Exercise brief
Reproduce each line of the material exactly, minus any picture.
** begin Stored rows **
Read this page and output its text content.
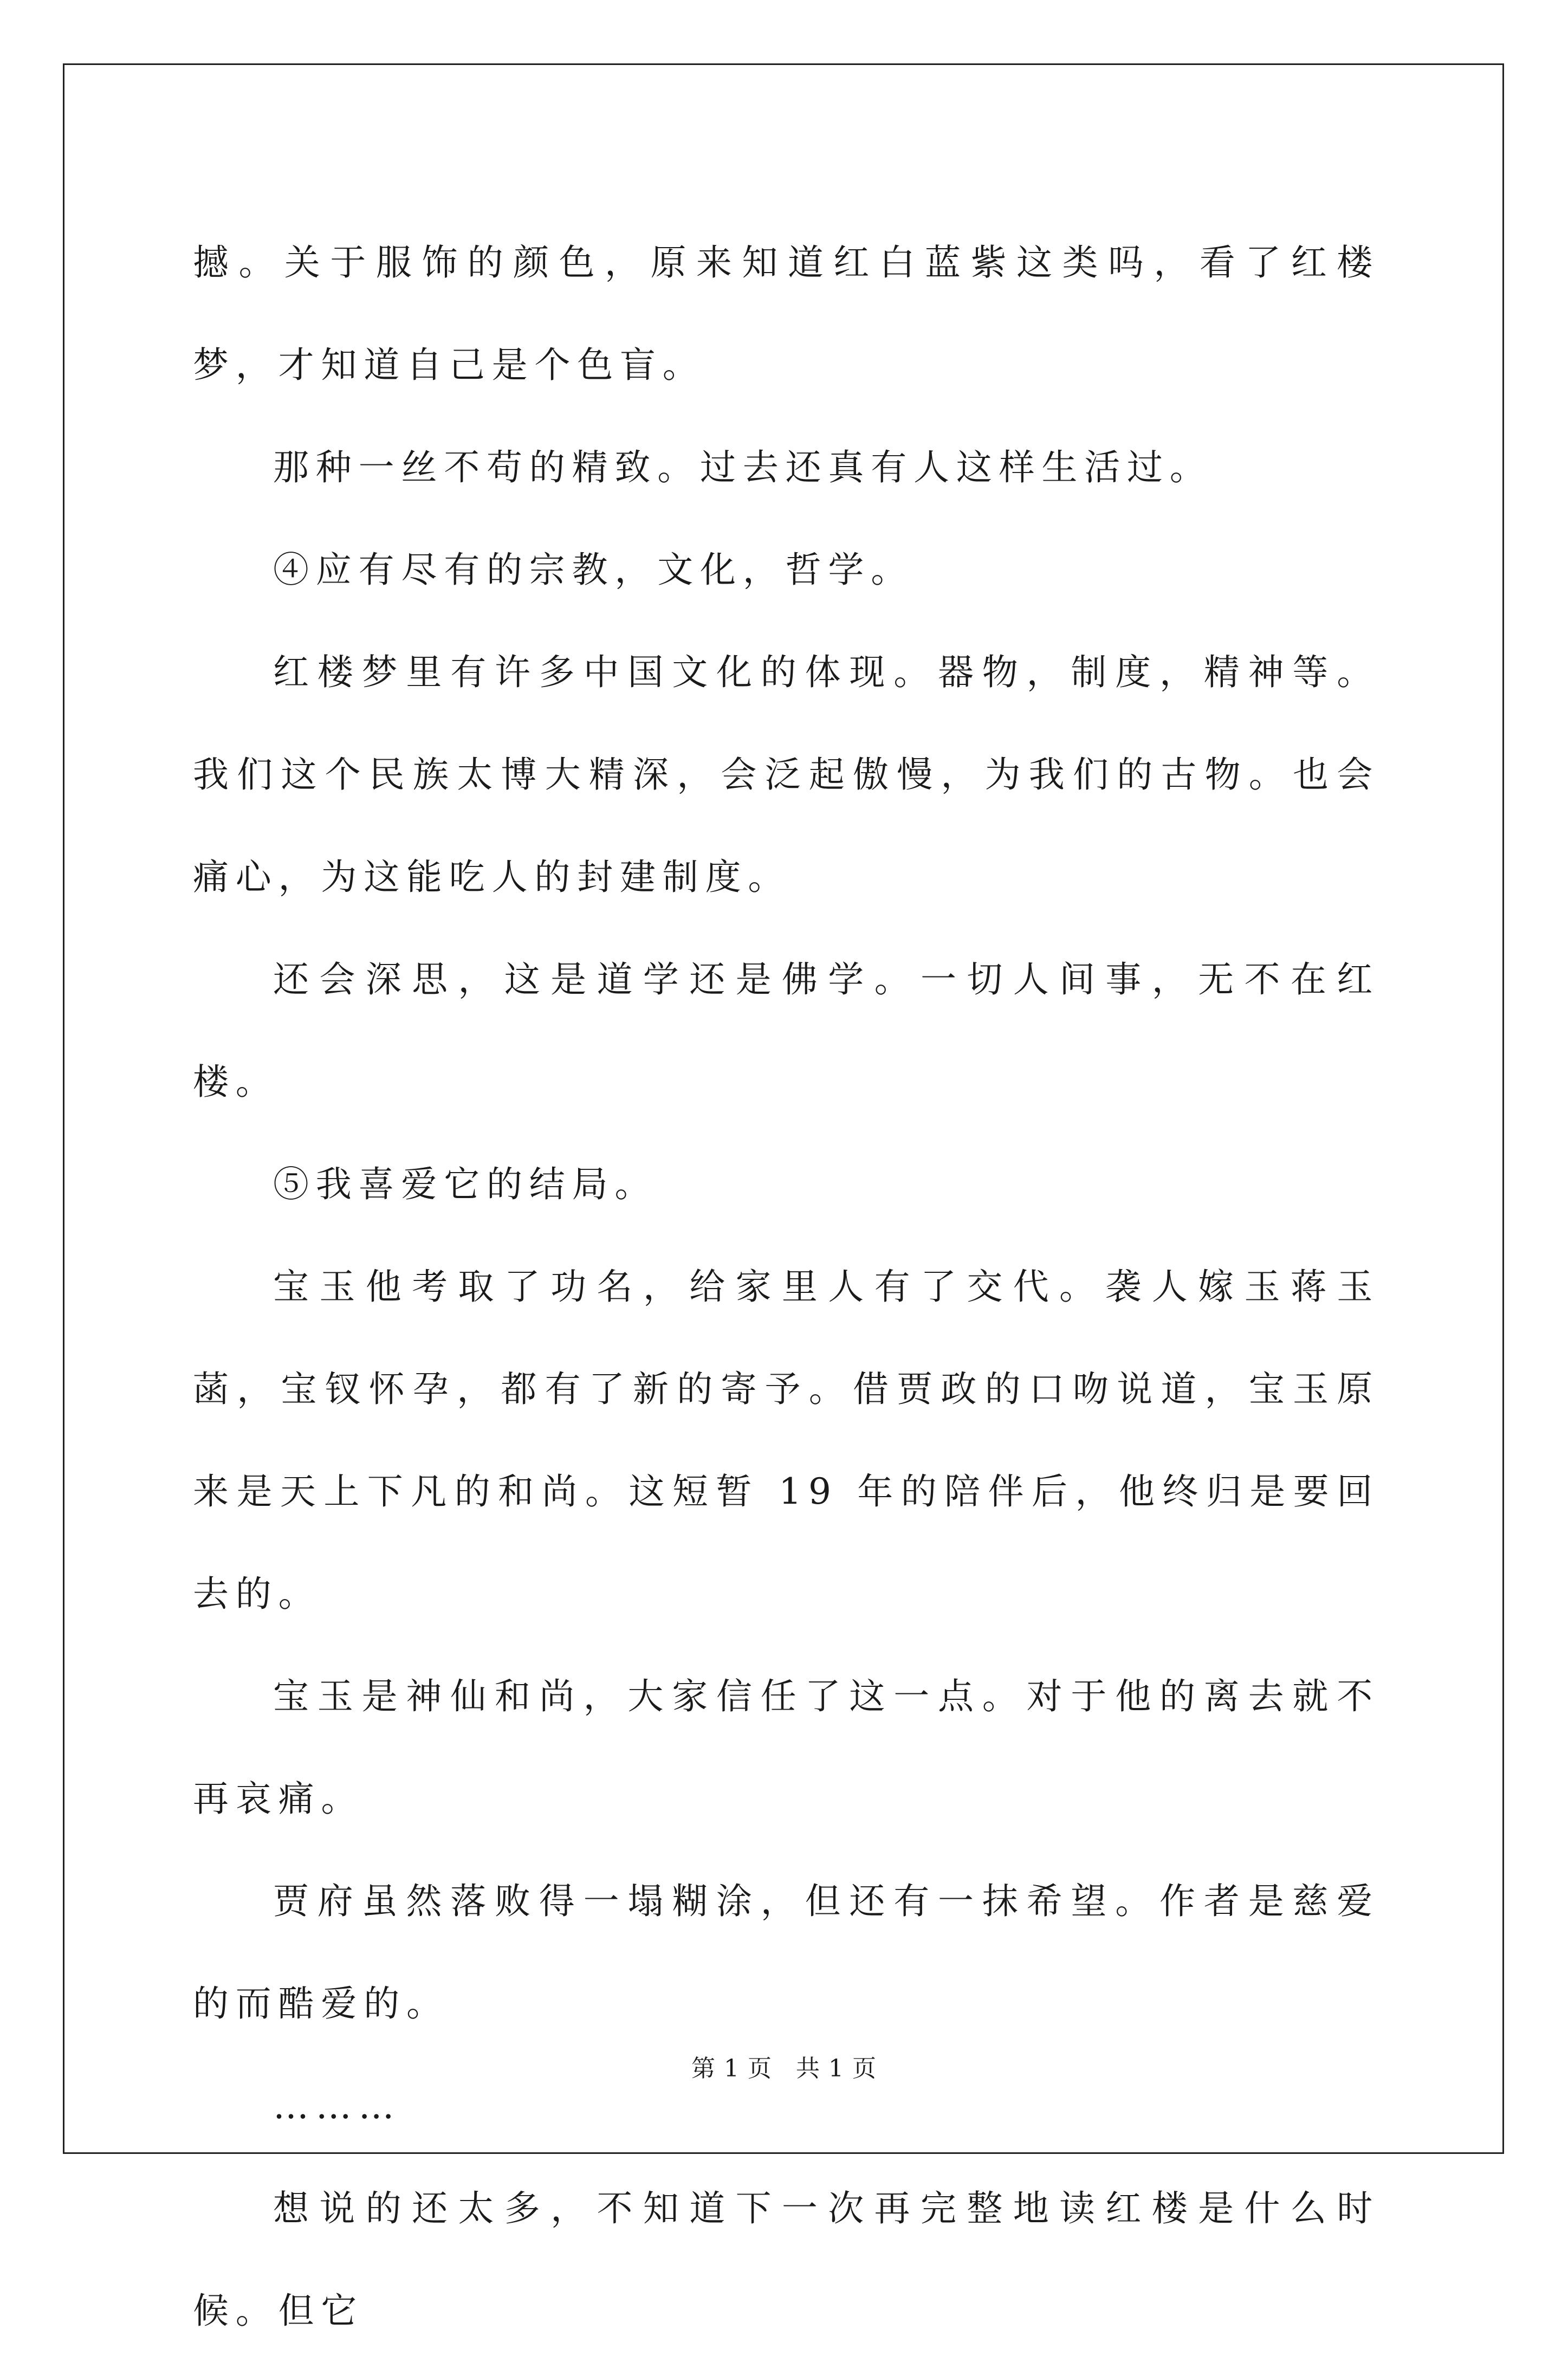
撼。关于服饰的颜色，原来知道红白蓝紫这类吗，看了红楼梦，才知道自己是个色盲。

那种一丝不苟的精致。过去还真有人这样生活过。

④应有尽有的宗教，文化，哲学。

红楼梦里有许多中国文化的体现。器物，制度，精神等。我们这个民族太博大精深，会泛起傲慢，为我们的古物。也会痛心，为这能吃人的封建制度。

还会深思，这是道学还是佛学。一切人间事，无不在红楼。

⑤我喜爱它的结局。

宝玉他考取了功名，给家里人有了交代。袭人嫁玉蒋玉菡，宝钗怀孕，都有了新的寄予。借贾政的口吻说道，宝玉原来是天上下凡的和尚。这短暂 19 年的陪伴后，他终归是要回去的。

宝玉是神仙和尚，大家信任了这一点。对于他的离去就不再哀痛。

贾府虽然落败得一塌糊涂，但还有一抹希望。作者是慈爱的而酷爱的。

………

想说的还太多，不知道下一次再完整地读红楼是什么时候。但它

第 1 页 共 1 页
** end Stored rows **
Solution to this task
Read this page and output its text content.
撼。关于服饰的颜色，原来知道红白蓝紫这类吗，看了红楼梦，才知道自己是个色盲。

那种一丝不苟的精致。过去还真有人这样生活过。

④应有尽有的宗教，文化，哲学。

红楼梦里有许多中国文化的体现。器物，制度，精神等。我们这个民族太博大精深，会泛起傲慢，为我们的古物。也会痛心，为这能吃人的封建制度。

还会深思，这是道学还是佛学。一切人间事，无不在红楼。

⑤我喜爱它的结局。

宝玉他考取了功名，给家里人有了交代。袭人嫁玉蒋玉菡，宝钗怀孕，都有了新的寄予。借贾政的口吻说道，宝玉原来是天上下凡的和尚。这短暂 19 年的陪伴后，他终归是要回去的。

宝玉是神仙和尚，大家信任了这一点。对于他的离去就不再哀痛。

贾府虽然落败得一塌糊涂，但还有一抹希望。作者是慈爱的而酷爱的。

………

想说的还太多，不知道下一次再完整地读红楼是什么时候。但它

第 1 页 共 1 页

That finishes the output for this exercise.